## PROBLEM
The records that follow are to be repeated exactly, with the pictures removed.

Extracted records:
* * * * * * *
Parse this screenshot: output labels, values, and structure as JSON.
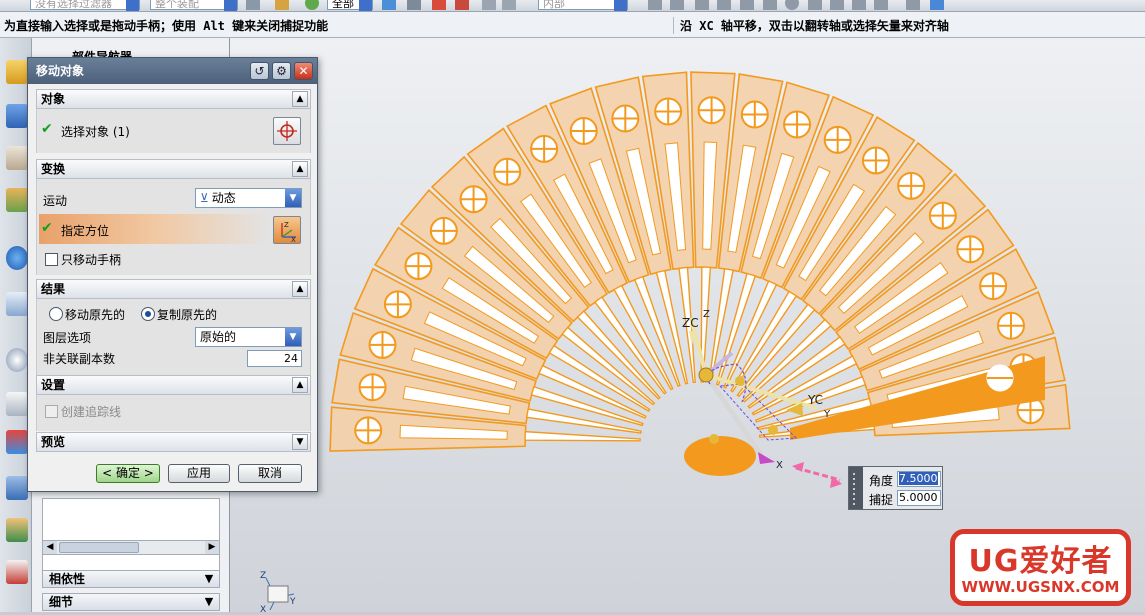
{
  "toolbar": {
    "filter_combo": "没有选择过滤器",
    "scope_combo": "整个装配",
    "layer_combo": "全部",
    "tangent_combo": "内部"
  },
  "status": {
    "left": "为直接输入选择或是拖动手柄；使用 Alt 键来关闭捕捉功能",
    "right": "沿 XC 轴平移，双击以翻转轴或选择矢量来对齐轴"
  },
  "navigator": {
    "title": "部件导航器",
    "sections": [
      "相依性",
      "细节"
    ]
  },
  "dialog": {
    "title": "移动对象",
    "object_group": {
      "title": "对象",
      "select_label": "选择对象 (1)"
    },
    "transform_group": {
      "title": "变换",
      "motion_label": "运动",
      "motion_value": "动态",
      "orient_label": "指定方位",
      "move_handle_only": "只移动手柄"
    },
    "result_group": {
      "title": "结果",
      "move_original": "移动原先的",
      "copy_original": "复制原先的",
      "layer_label": "图层选项",
      "layer_value": "原始的",
      "copies_label": "非关联副本数",
      "copies_value": "24"
    },
    "settings_group": {
      "title": "设置",
      "trace_lines": "创建追踪线"
    },
    "preview_group": {
      "title": "预览"
    },
    "buttons": {
      "ok": "< 确定 >",
      "apply": "应用",
      "cancel": "取消"
    }
  },
  "viewport": {
    "zc_label": "ZC",
    "z_label": "Z",
    "yc_label": "YC",
    "y_label": "Y",
    "x_label": "X",
    "triad_z": "Z",
    "triad_y": "Y",
    "triad_x": "X"
  },
  "angle_popup": {
    "angle_label": "角度",
    "angle_value": "7.5000",
    "snap_label": "捕捉",
    "snap_value": "5.0000"
  },
  "logo": {
    "top": "UG爱好者",
    "bottom": "WWW.UGSNX.COM"
  },
  "colors": {
    "fan_orange": "#f39a1e",
    "fan_fill": "#f6cfa4",
    "logo_red": "#d8372a",
    "selection_blue": "#2f5fb8"
  },
  "fan": {
    "segment_count": 24,
    "angle_step_deg": 7.5
  }
}
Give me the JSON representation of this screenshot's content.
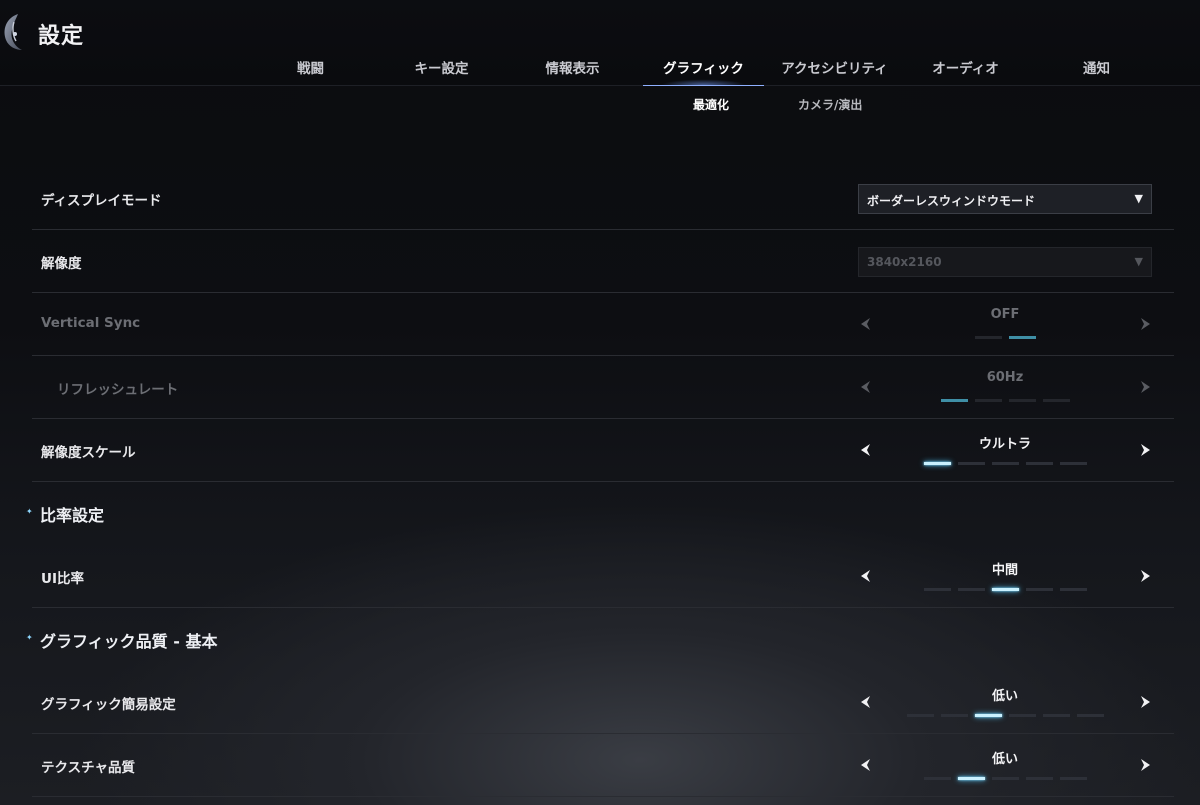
{
  "header": {
    "title": "設定"
  },
  "tabs": [
    {
      "label": "戦闘",
      "active": false
    },
    {
      "label": "キー設定",
      "active": false
    },
    {
      "label": "情報表示",
      "active": false
    },
    {
      "label": "グラフィック",
      "active": true
    },
    {
      "label": "アクセシビリティ",
      "active": false
    },
    {
      "label": "オーディオ",
      "active": false
    },
    {
      "label": "通知",
      "active": false
    }
  ],
  "subtabs": [
    {
      "label": "最適化",
      "active": true
    },
    {
      "label": "カメラ/演出",
      "active": false
    }
  ],
  "settings": {
    "display_mode": {
      "label": "ディスプレイモード",
      "value": "ボーダーレスウィンドウモード"
    },
    "resolution": {
      "label": "解像度",
      "value": "3840x2160"
    },
    "vsync": {
      "label": "Vertical Sync",
      "value": "OFF"
    },
    "refresh_rate": {
      "label": "リフレッシュレート",
      "value": "60Hz"
    },
    "resolution_scale": {
      "label": "解像度スケール",
      "value": "ウルトラ"
    },
    "ratio_section": {
      "label": "比率設定"
    },
    "ui_ratio": {
      "label": "UI比率",
      "value": "中間"
    },
    "graphics_section": {
      "label": "グラフィック品質 - 基本"
    },
    "graphics_preset": {
      "label": "グラフィック簡易設定",
      "value": "低い"
    },
    "texture_quality": {
      "label": "テクスチャ品質",
      "value": "低い"
    }
  },
  "steppers": {
    "vsync": {
      "count": 2,
      "selected": 2
    },
    "refresh_rate": {
      "count": 4,
      "selected": 1
    },
    "resolution_scale": {
      "count": 5,
      "selected": 1
    },
    "ui_ratio": {
      "count": 5,
      "selected": 3
    },
    "graphics_preset": {
      "count": 6,
      "selected": 3
    },
    "texture_quality": {
      "count": 5,
      "selected": 2
    }
  },
  "colors": {
    "accent_glow": "#4fc7ff",
    "tab_underline": "#8fb0ff",
    "background": "#0b0c0f"
  },
  "icons": {
    "logo": "game-emblem-icon",
    "caret": "dropdown-caret-icon",
    "left": "chevron-left-icon",
    "right": "chevron-right-icon",
    "section": "sparkle-icon"
  }
}
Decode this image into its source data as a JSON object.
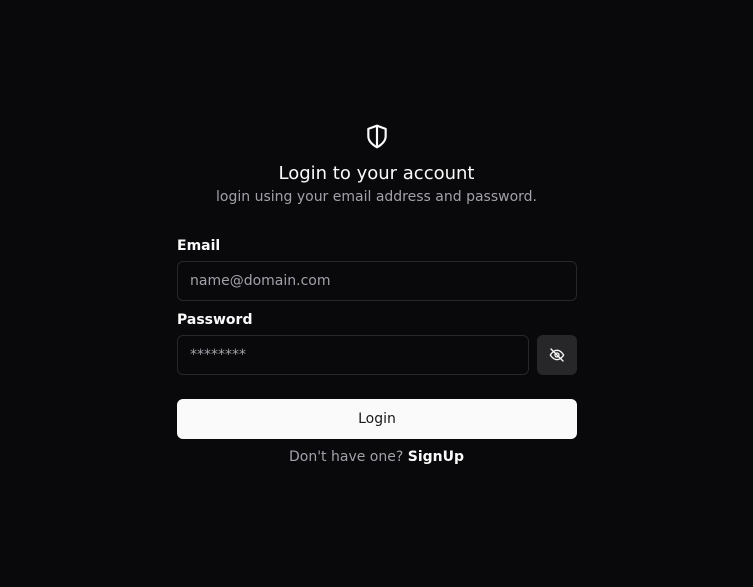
* * * * * * *
## EXERCISE SOLUTION
Parse this screenshot: output labels, values, and structure as JSON.
{
  "toolbar": {
    "filter_combo": "没有选择过滤器",
    "scope_combo": "整个装配",
    "layer_combo": "全部",
    "tangent_combo": "内部"
  },
  "status": {
    "left": "为直接输入选择或是拖动手柄；使用 Alt 键来关闭捕捉功能",
    "right": "沿 XC 轴平移，双击以翻转轴或选择矢量来对齐轴"
  },
  "navigator": {
    "title": "部件导航器",
    "sections": [
      "相依性",
      "细节"
    ]
  },
  "dialog": {
    "title": "移动对象",
    "object_group": {
      "title": "对象",
      "select_label": "选择对象 (1)"
    },
    "transform_group": {
      "title": "变换",
      "motion_label": "运动",
      "motion_value": "动态",
      "orient_label": "指定方位",
      "move_handle_only": "只移动手柄"
    },
    "result_group": {
      "title": "结果",
      "move_original": "移动原先的",
      "copy_original": "复制原先的",
      "layer_label": "图层选项",
      "layer_value": "原始的",
      "copies_label": "非关联副本数",
      "copies_value": "24"
    },
    "settings_group": {
      "title": "设置",
      "trace_lines": "创建追踪线"
    },
    "preview_group": {
      "title": "预览"
    },
    "buttons": {
      "ok": "< 确定 >",
      "apply": "应用",
      "cancel": "取消"
    }
  },
  "viewport": {
    "zc_label": "ZC",
    "z_label": "Z",
    "yc_label": "YC",
    "y_label": "Y",
    "x_label": "X",
    "triad_z": "Z",
    "triad_y": "Y",
    "triad_x": "X"
  },
  "angle_popup": {
    "angle_label": "角度",
    "angle_value": "7.5000",
    "snap_label": "捕捉",
    "snap_value": "5.0000"
  },
  "logo": {
    "top": "UG爱好者",
    "bottom": "WWW.UGSNX.COM"
  },
  "colors": {
    "fan_orange": "#f39a1e",
    "fan_fill": "#f6cfa4",
    "logo_red": "#d8372a",
    "selection_blue": "#2f5fb8"
  },
  "fan": {
    "segment_count": 24,
    "angle_step_deg": 7.5
  }
}
Give me the JSON representation of this screenshot's content.
{
  "header": {
    "title": "設定"
  },
  "tabs": [
    {
      "label": "戦闘",
      "active": false
    },
    {
      "label": "キー設定",
      "active": false
    },
    {
      "label": "情報表示",
      "active": false
    },
    {
      "label": "グラフィック",
      "active": true
    },
    {
      "label": "アクセシビリティ",
      "active": false
    },
    {
      "label": "オーディオ",
      "active": false
    },
    {
      "label": "通知",
      "active": false
    }
  ],
  "subtabs": [
    {
      "label": "最適化",
      "active": true
    },
    {
      "label": "カメラ/演出",
      "active": false
    }
  ],
  "settings": {
    "display_mode": {
      "label": "ディスプレイモード",
      "value": "ボーダーレスウィンドウモード"
    },
    "resolution": {
      "label": "解像度",
      "value": "3840x2160"
    },
    "vsync": {
      "label": "Vertical Sync",
      "value": "OFF"
    },
    "refresh_rate": {
      "label": "リフレッシュレート",
      "value": "60Hz"
    },
    "resolution_scale": {
      "label": "解像度スケール",
      "value": "ウルトラ"
    },
    "ratio_section": {
      "label": "比率設定"
    },
    "ui_ratio": {
      "label": "UI比率",
      "value": "中間"
    },
    "graphics_section": {
      "label": "グラフィック品質 - 基本"
    },
    "graphics_preset": {
      "label": "グラフィック簡易設定",
      "value": "低い"
    },
    "texture_quality": {
      "label": "テクスチャ品質",
      "value": "低い"
    }
  },
  "steppers": {
    "vsync": {
      "count": 2,
      "selected": 2
    },
    "refresh_rate": {
      "count": 4,
      "selected": 1
    },
    "resolution_scale": {
      "count": 5,
      "selected": 1
    },
    "ui_ratio": {
      "count": 5,
      "selected": 3
    },
    "graphics_preset": {
      "count": 6,
      "selected": 3
    },
    "texture_quality": {
      "count": 5,
      "selected": 2
    }
  },
  "colors": {
    "accent_glow": "#4fc7ff",
    "tab_underline": "#8fb0ff",
    "background": "#0b0c0f"
  },
  "icons": {
    "logo": "game-emblem-icon",
    "caret": "dropdown-caret-icon",
    "left": "chevron-left-icon",
    "right": "chevron-right-icon",
    "section": "sparkle-icon"
  }
}
Decode this image into its source data as a JSON object.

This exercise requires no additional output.